#### WRITTEN TASK:
Format the lines from the start of the records through the line containing "day-number: 27 bbox=[659, 388, 764, 406]" as a JSON list of strings, with one string per line and blank lines omitted.

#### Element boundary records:
════════

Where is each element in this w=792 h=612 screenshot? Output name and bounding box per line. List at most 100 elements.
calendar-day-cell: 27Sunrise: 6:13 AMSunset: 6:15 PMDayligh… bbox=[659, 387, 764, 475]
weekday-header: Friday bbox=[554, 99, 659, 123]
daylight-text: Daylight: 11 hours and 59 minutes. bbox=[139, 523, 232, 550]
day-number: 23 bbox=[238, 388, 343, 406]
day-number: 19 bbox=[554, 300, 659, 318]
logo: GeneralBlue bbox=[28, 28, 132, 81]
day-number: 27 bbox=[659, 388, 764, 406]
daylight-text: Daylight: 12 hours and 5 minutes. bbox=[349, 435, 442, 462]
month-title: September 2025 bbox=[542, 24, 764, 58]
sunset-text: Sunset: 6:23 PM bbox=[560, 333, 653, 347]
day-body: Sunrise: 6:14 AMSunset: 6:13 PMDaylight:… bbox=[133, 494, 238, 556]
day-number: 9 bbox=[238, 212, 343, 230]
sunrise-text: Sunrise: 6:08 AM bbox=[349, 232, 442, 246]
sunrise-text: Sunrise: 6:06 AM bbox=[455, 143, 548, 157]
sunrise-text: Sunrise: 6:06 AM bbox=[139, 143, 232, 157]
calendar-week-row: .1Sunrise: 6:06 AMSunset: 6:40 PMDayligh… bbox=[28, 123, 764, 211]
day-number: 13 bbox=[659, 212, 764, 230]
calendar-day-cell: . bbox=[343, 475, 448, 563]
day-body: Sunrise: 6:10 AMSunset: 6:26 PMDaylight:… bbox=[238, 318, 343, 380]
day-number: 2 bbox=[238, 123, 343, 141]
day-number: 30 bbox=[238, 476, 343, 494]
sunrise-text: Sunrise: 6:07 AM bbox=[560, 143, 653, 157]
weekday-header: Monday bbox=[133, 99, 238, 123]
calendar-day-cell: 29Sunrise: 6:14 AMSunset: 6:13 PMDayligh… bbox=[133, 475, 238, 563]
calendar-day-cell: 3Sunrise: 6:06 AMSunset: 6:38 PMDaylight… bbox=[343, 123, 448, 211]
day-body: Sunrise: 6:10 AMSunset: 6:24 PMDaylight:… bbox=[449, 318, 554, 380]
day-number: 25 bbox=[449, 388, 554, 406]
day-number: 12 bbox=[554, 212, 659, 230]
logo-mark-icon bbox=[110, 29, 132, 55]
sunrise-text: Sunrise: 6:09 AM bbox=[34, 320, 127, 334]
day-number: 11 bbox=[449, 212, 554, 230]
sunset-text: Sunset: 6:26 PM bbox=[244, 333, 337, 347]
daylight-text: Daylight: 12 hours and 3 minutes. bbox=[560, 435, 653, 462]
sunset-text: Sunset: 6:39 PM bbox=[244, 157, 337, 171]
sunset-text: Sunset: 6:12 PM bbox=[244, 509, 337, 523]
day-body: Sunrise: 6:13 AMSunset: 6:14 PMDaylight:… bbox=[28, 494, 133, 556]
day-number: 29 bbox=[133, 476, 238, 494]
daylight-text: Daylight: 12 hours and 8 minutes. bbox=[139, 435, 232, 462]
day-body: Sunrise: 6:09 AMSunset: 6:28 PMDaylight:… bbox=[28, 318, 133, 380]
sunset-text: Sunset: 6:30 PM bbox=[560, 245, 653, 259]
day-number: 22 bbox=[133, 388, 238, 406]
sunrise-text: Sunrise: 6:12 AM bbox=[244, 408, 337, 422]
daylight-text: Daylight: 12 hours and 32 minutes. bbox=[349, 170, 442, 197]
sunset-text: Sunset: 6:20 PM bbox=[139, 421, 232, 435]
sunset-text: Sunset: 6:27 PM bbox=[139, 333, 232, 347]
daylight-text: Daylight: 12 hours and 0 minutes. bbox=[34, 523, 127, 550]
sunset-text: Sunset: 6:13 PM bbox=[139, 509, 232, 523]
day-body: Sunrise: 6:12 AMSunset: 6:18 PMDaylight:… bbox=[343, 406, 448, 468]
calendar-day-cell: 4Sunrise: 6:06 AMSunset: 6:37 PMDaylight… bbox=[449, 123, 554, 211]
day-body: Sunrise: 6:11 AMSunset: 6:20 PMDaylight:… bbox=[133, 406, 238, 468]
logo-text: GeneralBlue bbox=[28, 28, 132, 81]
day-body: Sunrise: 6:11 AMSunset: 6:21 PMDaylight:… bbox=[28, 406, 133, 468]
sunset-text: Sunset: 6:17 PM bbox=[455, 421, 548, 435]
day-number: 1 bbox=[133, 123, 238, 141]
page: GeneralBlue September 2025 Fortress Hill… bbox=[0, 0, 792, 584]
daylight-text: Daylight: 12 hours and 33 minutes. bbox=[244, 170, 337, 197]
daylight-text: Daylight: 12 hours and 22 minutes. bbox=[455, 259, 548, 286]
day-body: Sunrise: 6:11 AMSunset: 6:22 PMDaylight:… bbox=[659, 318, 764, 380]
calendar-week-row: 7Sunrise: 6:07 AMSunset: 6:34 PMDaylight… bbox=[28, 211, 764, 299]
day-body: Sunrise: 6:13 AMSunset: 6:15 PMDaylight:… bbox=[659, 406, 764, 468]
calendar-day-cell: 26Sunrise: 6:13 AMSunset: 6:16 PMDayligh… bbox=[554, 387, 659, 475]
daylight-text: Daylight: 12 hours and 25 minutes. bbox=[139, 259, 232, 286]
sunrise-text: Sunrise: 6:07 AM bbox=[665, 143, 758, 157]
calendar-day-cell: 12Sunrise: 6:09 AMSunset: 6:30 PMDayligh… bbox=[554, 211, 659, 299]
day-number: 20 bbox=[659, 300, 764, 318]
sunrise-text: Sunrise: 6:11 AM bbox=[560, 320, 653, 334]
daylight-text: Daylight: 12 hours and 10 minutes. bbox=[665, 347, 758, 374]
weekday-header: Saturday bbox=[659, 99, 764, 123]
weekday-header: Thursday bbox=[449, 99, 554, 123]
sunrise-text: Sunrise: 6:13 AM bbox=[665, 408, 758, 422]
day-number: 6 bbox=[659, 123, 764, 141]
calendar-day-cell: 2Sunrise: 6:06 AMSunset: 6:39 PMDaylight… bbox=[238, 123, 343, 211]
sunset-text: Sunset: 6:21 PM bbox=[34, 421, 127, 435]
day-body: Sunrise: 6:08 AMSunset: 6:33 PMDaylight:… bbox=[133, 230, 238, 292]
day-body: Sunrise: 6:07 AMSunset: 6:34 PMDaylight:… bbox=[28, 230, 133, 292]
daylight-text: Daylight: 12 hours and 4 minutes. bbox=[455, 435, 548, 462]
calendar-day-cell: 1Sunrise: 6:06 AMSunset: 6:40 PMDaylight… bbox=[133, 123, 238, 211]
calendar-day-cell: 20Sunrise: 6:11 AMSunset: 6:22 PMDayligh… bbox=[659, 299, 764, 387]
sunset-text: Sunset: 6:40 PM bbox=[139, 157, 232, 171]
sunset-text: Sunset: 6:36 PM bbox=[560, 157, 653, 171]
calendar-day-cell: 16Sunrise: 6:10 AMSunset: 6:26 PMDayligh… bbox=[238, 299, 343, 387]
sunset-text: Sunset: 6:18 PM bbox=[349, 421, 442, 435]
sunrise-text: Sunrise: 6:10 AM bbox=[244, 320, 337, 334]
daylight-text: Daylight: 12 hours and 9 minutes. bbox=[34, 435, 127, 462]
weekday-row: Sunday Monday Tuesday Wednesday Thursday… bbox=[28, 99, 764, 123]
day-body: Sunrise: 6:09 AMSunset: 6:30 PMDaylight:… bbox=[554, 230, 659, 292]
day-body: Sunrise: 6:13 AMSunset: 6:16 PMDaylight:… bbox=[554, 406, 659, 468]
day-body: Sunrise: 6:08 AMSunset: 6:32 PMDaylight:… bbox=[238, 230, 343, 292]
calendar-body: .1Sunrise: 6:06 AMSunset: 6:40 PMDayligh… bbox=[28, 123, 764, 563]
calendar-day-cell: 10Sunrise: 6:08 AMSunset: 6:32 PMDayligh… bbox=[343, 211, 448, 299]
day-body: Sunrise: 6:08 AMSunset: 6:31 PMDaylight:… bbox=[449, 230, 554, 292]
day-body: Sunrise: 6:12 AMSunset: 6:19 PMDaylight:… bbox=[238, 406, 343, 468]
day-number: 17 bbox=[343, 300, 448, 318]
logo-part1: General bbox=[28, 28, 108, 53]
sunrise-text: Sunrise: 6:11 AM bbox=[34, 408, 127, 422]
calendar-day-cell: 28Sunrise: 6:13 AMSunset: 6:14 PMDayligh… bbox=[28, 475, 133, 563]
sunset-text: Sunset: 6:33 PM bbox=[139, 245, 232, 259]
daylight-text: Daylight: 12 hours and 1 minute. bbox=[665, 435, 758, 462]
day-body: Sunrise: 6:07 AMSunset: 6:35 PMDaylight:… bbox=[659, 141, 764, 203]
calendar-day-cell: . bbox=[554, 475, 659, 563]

════════

#### WORKED SOLUTION:
[
  "Where is each element in this w=792 h=612 screenshot? Output name and bounding box per line. List at most 100 elements.",
  "calendar-day-cell: 27Sunrise: 6:13 AMSunset: 6:15 PMDayligh… bbox=[659, 387, 764, 475]",
  "weekday-header: Friday bbox=[554, 99, 659, 123]",
  "daylight-text: Daylight: 11 hours and 59 minutes. bbox=[139, 523, 232, 550]",
  "day-number: 23 bbox=[238, 388, 343, 406]",
  "day-number: 19 bbox=[554, 300, 659, 318]",
  "logo: GeneralBlue bbox=[28, 28, 132, 81]",
  "day-number: 27 bbox=[659, 388, 764, 406]"
]